=== Brief ===
Put the data, from the first line up to and including the line with "x-tick-label: $35k - 40k [755, 910, 817, 972]", into a Markdown table with the columns Row and Line. Number each row and leave out blank lines.

=== Provided data ===
* * * * * * *

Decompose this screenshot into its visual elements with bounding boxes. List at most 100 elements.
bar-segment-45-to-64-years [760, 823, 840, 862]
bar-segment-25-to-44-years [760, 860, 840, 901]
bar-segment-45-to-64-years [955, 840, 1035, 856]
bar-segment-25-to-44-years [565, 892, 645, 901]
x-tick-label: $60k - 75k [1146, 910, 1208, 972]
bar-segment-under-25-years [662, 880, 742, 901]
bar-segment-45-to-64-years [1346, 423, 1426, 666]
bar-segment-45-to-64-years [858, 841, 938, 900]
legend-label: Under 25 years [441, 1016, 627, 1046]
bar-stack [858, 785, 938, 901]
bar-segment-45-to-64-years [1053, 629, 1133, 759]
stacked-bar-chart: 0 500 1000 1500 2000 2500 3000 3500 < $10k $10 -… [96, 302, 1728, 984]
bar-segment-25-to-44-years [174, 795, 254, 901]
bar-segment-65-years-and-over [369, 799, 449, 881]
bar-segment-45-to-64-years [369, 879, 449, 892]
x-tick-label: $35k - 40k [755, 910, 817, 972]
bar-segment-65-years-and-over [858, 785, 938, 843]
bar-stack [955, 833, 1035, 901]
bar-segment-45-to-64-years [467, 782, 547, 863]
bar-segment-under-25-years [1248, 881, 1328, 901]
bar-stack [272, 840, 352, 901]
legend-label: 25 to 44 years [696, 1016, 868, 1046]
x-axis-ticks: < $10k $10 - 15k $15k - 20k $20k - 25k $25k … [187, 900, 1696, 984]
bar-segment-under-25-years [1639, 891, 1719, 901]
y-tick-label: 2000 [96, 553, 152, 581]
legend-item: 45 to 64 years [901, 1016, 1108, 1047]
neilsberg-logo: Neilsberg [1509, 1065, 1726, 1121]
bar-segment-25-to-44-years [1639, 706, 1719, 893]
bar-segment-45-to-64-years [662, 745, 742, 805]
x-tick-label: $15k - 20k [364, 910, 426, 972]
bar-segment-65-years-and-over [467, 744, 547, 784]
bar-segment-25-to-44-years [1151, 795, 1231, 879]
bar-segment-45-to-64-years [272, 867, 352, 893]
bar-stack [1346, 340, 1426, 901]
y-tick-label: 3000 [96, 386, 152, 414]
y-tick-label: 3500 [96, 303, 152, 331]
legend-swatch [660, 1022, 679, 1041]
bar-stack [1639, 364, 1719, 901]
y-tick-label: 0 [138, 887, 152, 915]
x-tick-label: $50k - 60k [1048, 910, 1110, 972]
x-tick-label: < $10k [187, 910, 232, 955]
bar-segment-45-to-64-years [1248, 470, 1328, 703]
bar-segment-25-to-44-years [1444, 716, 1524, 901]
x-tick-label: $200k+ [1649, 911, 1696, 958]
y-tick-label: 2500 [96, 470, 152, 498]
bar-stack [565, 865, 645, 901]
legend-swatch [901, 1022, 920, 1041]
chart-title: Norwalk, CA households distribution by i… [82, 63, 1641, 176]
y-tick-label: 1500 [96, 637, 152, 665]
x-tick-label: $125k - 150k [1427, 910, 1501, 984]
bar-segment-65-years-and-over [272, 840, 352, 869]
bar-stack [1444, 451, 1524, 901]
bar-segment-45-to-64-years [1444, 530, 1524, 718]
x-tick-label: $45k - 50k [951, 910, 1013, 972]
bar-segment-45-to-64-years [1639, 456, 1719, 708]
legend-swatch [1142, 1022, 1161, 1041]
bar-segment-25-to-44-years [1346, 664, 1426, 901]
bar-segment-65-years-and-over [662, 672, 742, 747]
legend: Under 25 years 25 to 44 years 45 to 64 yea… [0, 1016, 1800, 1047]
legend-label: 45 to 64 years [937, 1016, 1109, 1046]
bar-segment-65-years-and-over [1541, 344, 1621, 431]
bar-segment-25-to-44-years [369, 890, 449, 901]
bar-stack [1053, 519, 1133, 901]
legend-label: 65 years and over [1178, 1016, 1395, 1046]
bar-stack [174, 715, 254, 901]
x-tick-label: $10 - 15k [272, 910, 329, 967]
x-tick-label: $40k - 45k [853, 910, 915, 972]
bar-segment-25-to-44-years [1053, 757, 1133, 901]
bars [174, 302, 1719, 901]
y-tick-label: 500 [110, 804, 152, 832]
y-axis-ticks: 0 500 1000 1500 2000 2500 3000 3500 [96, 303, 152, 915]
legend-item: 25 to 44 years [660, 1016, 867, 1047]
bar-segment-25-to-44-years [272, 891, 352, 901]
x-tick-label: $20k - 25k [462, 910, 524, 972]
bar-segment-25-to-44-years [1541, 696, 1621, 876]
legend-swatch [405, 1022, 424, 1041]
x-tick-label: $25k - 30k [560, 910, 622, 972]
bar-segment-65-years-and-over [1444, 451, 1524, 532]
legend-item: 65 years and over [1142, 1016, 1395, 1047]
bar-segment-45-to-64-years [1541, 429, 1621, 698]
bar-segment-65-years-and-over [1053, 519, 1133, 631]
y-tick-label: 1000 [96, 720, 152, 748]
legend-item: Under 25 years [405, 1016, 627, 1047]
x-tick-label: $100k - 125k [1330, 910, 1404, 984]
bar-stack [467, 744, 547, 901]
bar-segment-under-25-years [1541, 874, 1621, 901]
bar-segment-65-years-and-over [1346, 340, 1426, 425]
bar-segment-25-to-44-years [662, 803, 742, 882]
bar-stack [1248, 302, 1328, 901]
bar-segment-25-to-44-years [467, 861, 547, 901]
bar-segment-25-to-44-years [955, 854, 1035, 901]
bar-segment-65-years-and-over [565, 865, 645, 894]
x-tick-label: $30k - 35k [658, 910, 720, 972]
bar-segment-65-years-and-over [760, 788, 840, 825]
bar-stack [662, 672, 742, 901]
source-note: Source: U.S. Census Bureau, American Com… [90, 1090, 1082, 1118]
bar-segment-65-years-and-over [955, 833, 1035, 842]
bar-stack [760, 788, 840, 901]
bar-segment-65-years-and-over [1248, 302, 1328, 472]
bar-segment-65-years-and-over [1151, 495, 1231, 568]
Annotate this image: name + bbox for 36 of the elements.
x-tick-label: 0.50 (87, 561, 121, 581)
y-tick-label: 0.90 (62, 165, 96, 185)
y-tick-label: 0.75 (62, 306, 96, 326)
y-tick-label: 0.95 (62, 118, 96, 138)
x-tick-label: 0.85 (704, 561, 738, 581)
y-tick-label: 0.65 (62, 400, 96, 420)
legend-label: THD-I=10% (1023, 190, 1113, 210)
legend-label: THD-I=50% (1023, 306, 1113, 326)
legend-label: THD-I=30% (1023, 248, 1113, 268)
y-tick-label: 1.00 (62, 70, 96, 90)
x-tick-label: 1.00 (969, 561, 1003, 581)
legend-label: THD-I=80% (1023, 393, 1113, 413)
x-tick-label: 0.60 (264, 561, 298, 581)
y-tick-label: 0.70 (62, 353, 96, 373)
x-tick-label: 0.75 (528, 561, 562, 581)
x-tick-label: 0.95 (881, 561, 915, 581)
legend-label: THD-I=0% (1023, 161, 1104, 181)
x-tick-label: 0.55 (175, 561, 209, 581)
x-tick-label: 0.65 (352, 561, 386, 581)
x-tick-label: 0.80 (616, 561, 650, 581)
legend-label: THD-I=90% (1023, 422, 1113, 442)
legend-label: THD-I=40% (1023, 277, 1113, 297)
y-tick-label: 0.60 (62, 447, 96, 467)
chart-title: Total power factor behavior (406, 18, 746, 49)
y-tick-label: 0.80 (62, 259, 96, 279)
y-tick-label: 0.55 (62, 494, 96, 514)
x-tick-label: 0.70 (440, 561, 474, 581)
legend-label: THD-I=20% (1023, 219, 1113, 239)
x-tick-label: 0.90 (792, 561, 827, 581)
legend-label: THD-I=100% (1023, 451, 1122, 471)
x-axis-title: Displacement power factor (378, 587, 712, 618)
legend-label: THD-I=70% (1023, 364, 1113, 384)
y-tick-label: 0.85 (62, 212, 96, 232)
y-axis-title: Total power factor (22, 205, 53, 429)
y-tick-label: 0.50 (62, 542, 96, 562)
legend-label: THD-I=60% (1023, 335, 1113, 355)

* * * * * * *

=== Task solution ===
| Row | Line |
|---|---|
| 1 | Decompose this screenshot into its visual elements with bounding boxes. List at most 100 elements. |
| 2 | bar-segment-45-to-64-years [760, 823, 840, 862] |
| 3 | bar-segment-25-to-44-years [760, 860, 840, 901] |
| 4 | bar-segment-45-to-64-years [955, 840, 1035, 856] |
| 5 | bar-segment-25-to-44-years [565, 892, 645, 901] |
| 6 | x-tick-label: $60k - 75k [1146, 910, 1208, 972] |
| 7 | bar-segment-under-25-years [662, 880, 742, 901] |
| 8 | bar-segment-45-to-64-years [1346, 423, 1426, 666] |
| 9 | bar-segment-45-to-64-years [858, 841, 938, 900] |
| 10 | legend-label: Under 25 years [441, 1016, 627, 1046] |
| 11 | bar-stack [858, 785, 938, 901] |
| 12 | bar-segment-45-to-64-years [1053, 629, 1133, 759] |
| 13 | stacked-bar-chart: 0 500 1000 1500 2000 2500 3000 3500 < $10k $10 -… [96, 302, 1728, 984] |
| 14 | bar-segment-25-to-44-years [174, 795, 254, 901] |
| 15 | bar-segment-65-years-and-over [369, 799, 449, 881] |
| 16 | bar-segment-45-to-64-years [369, 879, 449, 892] |
| 17 | x-tick-label: $35k - 40k [755, 910, 817, 972] |